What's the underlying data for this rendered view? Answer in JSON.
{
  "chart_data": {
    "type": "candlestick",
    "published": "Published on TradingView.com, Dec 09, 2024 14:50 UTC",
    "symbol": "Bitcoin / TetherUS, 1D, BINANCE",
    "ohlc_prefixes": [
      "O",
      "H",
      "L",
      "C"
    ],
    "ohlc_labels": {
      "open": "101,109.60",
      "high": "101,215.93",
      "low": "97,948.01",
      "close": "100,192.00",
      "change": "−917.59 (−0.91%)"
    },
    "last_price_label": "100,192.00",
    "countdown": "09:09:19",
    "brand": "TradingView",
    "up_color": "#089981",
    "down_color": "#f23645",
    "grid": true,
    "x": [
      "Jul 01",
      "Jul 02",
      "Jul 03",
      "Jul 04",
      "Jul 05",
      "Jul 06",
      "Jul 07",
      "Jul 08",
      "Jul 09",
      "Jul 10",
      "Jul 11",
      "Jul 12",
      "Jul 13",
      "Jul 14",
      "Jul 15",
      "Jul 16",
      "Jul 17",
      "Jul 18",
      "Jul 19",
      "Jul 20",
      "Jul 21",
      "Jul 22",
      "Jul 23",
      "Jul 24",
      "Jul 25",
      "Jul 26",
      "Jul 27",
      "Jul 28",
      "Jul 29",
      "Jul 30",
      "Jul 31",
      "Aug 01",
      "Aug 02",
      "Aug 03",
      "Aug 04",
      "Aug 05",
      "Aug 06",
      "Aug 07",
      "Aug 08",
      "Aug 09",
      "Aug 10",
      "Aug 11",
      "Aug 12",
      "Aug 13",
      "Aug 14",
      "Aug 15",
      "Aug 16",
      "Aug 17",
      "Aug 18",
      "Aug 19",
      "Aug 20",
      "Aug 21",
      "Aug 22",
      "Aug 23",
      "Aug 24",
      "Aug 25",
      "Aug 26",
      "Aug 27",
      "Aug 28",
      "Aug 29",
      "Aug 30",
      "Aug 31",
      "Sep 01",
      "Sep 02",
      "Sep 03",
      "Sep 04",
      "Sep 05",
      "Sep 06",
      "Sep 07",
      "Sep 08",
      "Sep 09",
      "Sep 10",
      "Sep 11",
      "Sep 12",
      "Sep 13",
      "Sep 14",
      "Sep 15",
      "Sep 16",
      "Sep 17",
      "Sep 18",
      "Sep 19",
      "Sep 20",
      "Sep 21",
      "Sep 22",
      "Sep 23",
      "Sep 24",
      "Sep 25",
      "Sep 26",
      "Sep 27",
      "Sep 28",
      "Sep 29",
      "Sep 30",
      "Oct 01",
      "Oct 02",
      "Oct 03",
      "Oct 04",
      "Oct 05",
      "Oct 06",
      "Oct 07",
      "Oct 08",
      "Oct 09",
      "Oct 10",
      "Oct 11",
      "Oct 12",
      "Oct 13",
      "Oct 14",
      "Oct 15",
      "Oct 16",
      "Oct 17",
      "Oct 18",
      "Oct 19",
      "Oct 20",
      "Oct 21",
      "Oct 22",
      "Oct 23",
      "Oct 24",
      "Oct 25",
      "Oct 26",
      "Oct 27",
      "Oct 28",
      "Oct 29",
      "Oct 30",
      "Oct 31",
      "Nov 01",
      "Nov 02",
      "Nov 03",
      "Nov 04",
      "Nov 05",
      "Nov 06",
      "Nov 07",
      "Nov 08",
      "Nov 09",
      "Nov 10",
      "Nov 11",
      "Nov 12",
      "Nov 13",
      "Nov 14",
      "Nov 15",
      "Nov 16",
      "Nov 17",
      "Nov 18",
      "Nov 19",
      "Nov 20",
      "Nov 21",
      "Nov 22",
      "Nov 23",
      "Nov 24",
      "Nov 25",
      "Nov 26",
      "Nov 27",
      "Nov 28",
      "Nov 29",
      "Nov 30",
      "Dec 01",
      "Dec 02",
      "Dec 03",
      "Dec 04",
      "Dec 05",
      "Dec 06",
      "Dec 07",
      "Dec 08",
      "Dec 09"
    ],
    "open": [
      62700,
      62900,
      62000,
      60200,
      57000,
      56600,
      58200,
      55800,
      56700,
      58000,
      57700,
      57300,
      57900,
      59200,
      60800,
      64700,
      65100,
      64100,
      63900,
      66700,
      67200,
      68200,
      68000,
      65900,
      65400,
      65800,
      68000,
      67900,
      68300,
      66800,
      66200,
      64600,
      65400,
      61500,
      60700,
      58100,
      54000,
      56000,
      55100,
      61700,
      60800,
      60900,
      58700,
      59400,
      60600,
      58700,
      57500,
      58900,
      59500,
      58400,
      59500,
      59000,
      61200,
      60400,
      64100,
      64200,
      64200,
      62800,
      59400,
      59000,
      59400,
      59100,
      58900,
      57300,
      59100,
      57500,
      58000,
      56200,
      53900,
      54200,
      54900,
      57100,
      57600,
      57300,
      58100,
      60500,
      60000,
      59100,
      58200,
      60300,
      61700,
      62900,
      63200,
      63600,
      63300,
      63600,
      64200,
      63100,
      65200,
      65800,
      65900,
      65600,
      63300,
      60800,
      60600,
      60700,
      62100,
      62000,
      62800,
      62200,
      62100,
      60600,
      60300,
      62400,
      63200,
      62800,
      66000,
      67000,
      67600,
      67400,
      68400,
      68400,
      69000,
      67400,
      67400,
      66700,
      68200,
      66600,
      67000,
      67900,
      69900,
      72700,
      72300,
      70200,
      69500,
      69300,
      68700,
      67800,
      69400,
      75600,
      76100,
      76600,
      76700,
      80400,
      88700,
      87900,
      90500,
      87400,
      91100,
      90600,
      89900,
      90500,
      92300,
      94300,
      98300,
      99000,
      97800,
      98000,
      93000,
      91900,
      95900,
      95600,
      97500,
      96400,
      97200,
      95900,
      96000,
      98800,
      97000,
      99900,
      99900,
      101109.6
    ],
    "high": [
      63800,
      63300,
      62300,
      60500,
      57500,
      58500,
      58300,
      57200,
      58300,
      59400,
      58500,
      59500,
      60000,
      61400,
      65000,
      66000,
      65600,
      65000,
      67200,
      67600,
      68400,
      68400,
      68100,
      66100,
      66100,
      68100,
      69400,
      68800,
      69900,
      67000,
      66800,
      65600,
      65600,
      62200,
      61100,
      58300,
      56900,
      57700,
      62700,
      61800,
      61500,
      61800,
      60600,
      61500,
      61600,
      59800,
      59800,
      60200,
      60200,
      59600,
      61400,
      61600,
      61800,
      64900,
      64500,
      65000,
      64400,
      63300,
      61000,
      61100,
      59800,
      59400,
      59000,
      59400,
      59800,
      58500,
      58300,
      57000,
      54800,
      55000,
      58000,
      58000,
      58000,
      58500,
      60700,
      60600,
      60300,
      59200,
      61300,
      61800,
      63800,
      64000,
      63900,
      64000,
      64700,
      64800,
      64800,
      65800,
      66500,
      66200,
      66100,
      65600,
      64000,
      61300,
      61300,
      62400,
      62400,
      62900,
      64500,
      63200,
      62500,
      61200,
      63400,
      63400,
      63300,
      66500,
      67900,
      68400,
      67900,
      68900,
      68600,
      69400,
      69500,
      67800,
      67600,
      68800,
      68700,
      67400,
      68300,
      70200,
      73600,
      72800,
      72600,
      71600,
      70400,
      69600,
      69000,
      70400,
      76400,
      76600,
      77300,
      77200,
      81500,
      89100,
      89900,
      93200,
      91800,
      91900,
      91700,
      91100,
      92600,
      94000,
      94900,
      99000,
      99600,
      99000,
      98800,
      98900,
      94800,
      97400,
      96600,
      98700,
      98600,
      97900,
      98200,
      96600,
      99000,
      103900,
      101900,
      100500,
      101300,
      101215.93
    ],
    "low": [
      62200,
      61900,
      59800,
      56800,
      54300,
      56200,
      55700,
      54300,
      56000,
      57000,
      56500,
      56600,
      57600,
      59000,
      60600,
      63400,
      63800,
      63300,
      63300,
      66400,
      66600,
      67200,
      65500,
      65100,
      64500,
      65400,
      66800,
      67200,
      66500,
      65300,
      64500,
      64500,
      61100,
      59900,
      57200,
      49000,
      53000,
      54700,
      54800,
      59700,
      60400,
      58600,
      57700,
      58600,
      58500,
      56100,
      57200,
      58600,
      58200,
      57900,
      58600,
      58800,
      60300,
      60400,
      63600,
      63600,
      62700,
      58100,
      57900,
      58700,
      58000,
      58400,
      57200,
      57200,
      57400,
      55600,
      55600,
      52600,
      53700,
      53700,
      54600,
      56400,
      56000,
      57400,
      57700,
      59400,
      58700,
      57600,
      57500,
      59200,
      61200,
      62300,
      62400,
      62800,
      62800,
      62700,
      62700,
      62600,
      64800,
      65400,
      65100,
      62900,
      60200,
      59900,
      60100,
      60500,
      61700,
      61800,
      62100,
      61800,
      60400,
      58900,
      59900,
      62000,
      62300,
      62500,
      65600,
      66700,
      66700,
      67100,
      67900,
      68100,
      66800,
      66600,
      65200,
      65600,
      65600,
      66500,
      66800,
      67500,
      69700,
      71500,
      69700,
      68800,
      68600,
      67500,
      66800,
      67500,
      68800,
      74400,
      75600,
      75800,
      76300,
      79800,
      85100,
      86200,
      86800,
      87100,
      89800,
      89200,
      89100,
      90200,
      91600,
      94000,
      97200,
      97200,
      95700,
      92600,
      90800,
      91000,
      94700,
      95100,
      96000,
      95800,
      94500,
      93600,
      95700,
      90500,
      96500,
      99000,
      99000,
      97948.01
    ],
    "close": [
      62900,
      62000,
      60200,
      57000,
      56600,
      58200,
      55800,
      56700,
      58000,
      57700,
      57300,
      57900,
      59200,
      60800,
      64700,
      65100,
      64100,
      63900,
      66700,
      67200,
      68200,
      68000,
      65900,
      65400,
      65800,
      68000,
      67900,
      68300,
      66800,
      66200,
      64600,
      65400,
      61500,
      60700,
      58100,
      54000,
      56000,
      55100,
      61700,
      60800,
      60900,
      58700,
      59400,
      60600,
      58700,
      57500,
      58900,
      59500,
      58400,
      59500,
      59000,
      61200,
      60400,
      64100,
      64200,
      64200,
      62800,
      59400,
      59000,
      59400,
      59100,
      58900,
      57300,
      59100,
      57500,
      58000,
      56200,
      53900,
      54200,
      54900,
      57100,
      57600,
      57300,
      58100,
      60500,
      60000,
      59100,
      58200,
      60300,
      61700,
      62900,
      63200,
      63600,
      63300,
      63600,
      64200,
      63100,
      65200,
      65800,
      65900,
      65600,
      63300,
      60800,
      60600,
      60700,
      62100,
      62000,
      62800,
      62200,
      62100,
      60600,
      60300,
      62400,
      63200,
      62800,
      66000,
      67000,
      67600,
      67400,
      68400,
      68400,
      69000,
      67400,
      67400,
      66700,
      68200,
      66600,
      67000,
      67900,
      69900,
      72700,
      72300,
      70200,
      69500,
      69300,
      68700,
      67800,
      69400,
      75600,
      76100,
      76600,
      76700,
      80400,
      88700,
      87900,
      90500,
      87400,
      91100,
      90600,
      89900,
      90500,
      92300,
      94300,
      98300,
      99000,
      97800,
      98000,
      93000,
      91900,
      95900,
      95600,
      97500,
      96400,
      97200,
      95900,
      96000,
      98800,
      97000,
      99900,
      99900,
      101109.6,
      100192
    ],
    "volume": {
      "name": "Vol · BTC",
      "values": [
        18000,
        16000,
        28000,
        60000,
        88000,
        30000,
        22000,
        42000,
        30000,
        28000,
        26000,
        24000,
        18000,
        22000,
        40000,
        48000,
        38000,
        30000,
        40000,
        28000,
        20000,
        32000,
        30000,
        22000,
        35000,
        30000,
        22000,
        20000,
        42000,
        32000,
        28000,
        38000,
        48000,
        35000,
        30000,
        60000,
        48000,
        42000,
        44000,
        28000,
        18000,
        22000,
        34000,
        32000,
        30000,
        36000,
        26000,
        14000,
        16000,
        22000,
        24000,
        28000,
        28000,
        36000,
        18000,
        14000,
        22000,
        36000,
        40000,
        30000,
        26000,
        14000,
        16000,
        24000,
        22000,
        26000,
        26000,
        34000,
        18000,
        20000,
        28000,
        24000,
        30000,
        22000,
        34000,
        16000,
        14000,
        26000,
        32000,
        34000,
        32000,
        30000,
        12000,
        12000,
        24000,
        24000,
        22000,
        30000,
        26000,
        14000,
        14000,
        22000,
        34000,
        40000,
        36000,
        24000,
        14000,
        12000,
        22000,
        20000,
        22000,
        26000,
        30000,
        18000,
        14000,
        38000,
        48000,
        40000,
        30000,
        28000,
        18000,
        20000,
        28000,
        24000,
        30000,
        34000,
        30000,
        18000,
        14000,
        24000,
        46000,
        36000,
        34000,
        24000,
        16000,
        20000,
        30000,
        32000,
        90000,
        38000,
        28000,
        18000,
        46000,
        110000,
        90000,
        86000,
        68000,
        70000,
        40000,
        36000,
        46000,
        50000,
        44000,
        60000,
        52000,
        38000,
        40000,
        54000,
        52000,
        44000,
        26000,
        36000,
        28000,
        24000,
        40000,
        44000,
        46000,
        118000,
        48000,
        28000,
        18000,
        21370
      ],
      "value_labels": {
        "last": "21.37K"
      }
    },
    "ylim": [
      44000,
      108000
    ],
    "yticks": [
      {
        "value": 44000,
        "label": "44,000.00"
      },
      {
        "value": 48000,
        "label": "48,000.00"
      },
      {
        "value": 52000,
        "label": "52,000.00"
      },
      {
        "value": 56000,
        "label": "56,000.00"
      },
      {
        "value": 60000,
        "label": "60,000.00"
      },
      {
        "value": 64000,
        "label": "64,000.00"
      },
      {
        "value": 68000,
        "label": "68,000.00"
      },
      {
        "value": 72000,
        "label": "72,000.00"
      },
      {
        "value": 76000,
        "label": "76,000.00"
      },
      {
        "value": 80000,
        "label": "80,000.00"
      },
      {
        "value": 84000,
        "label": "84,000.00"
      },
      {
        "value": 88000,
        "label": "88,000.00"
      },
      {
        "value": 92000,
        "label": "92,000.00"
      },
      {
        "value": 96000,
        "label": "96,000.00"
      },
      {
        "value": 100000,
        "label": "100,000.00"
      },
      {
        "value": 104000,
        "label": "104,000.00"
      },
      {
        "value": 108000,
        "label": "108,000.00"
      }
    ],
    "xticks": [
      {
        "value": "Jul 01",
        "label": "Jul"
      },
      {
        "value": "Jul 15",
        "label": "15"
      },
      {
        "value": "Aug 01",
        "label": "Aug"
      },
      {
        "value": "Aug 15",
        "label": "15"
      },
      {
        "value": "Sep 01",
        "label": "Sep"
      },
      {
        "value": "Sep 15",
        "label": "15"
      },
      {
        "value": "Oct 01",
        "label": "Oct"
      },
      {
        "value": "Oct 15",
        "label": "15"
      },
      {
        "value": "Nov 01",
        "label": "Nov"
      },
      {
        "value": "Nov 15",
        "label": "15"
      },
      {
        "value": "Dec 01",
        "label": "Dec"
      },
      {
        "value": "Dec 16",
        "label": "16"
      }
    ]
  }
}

########################################

From the data above, show each line that contains "TradingView".

ANSWER TO THIS PROBLEM:
    "published": "Published on TradingView.com, Dec 09, 2024 14:50 UTC",
    "brand": "TradingView",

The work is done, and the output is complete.